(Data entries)
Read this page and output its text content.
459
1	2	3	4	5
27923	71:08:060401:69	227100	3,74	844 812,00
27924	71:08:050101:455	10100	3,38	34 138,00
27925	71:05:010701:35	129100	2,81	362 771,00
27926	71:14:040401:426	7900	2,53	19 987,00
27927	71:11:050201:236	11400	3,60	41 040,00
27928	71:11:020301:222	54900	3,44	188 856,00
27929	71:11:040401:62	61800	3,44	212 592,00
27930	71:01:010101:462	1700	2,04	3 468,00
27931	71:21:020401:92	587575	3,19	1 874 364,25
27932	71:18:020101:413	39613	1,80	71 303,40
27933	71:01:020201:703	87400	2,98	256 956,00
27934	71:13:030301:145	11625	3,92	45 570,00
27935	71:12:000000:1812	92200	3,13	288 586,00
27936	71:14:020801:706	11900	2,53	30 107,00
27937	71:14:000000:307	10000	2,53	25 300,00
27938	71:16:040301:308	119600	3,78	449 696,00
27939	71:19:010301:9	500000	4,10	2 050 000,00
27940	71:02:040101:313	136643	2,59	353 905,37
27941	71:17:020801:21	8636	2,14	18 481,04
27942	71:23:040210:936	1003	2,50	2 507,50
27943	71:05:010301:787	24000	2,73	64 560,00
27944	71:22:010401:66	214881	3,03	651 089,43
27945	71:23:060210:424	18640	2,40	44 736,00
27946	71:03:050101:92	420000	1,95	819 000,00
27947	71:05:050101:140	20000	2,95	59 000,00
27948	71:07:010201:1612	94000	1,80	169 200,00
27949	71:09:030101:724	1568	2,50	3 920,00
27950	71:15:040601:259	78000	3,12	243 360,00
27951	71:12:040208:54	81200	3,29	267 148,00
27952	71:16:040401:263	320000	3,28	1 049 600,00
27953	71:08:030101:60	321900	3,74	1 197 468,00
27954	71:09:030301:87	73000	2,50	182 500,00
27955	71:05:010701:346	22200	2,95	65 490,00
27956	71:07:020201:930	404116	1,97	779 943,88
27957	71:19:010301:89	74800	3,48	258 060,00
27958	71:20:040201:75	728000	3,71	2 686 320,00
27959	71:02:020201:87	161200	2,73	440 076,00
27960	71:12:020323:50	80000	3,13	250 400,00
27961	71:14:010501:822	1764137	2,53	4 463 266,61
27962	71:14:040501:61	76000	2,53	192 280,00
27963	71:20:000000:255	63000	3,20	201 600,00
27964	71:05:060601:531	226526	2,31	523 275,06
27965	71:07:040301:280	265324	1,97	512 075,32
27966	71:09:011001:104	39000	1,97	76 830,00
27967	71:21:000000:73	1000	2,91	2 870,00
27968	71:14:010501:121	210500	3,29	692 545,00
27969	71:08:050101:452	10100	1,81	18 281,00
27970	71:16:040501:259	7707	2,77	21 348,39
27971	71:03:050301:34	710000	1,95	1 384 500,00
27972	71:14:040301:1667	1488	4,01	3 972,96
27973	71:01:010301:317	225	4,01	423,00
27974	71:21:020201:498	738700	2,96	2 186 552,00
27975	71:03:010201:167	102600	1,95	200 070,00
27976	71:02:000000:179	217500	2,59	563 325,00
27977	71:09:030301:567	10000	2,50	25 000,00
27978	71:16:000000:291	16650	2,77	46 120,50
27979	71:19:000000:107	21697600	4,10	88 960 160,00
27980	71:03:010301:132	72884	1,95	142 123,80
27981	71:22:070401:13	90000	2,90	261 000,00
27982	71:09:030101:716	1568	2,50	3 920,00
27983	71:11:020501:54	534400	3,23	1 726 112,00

◆ **The problem**
Every record above must be duplicated exactly.

◆ **Response**
Read this page and output its text content.
459
1	2	3	4	5
27923	71:08:060401:69	227100	3,74	844 812,00
27924	71:08:050101:455	10100	3,38	34 138,00
27925	71:05:010701:35	129100	2,81	362 771,00
27926	71:14:040401:426	7900	2,53	19 987,00
27927	71:11:050201:236	11400	3,60	41 040,00
27928	71:11:020301:222	54900	3,44	188 856,00
27929	71:11:040401:62	61800	3,44	212 592,00
27930	71:01:010101:462	1700	2,04	3 468,00
27931	71:21:020401:92	587575	3,19	1 874 364,25
27932	71:18:020101:413	39613	1,80	71 303,40
27933	71:01:020201:703	87400	2,98	256 956,00
27934	71:13:030301:145	11625	3,92	45 570,00
27935	71:12:000000:1812	92200	3,13	288 586,00
27936	71:14:020801:706	11900	2,53	30 107,00
27937	71:14:000000:307	10000	2,53	25 300,00
27938	71:16:040301:308	119600	3,78	449 696,00
27939	71:19:010301:9	500000	4,10	2 050 000,00
27940	71:02:040101:313	136643	2,59	353 905,37
27941	71:17:020801:21	8636	2,14	18 481,04
27942	71:23:040210:936	1003	2,50	2 507,50
27943	71:05:010301:787	24000	2,73	64 560,00
27944	71:22:010401:66	214881	3,03	651 089,43
27945	71:23:060210:424	18640	2,40	44 736,00
27946	71:03:050101:92	420000	1,95	819 000,00
27947	71:05:050101:140	20000	2,95	59 000,00
27948	71:07:010201:1612	94000	1,80	169 200,00
27949	71:09:030101:724	1568	2,50	3 920,00
27950	71:15:040601:259	78000	3,12	243 360,00
27951	71:12:040208:54	81200	3,29	267 148,00
27952	71:16:040401:263	320000	3,28	1 049 600,00
27953	71:08:030101:60	321900	3,74	1 197 468,00
27954	71:09:030301:87	73000	2,50	182 500,00
27955	71:05:010701:346	22200	2,95	65 490,00
27956	71:07:020201:930	404116	1,97	779 943,88
27957	71:19:010301:89	74800	3,48	258 060,00
27958	71:20:040201:75	728000	3,71	2 686 320,00
27959	71:02:020201:87	161200	2,73	440 076,00
27960	71:12:020323:50	80000	3,13	250 400,00
27961	71:14:010501:822	1764137	2,53	4 463 266,61
27962	71:14:040501:61	76000	2,53	192 280,00
27963	71:20:000000:255	63000	3,20	201 600,00
27964	71:05:060601:531	226526	2,31	523 275,06
27965	71:07:040301:280	265324	1,97	512 075,32
27966	71:09:011001:104	39000	1,97	76 830,00
27967	71:21:000000:73	1000	2,91	2 870,00
27968	71:14:010501:121	210500	3,29	692 545,00
27969	71:08:050101:452	10100	1,81	18 281,00
27970	71:16:040501:259	7707	2,77	21 348,39
27971	71:03:050301:34	710000	1,95	1 384 500,00
27972	71:14:040301:1667	1488	4,01	3 972,96
27973	71:01:010301:317	225	4,01	423,00
27974	71:21:020201:498	738700	2,96	2 186 552,00
27975	71:03:010201:167	102600	1,95	200 070,00
27976	71:02:000000:179	217500	2,59	563 325,00
27977	71:09:030301:567	10000	2,50	25 000,00
27978	71:16:000000:291	16650	2,77	46 120,50
27979	71:19:000000:107	21697600	4,10	88 960 160,00
27980	71:03:010301:132	72884	1,95	142 123,80
27981	71:22:070401:13	90000	2,90	261 000,00
27982	71:09:030101:716	1568	2,50	3 920,00
27983	71:11:020501:54	534400	3,23	1 726 112,00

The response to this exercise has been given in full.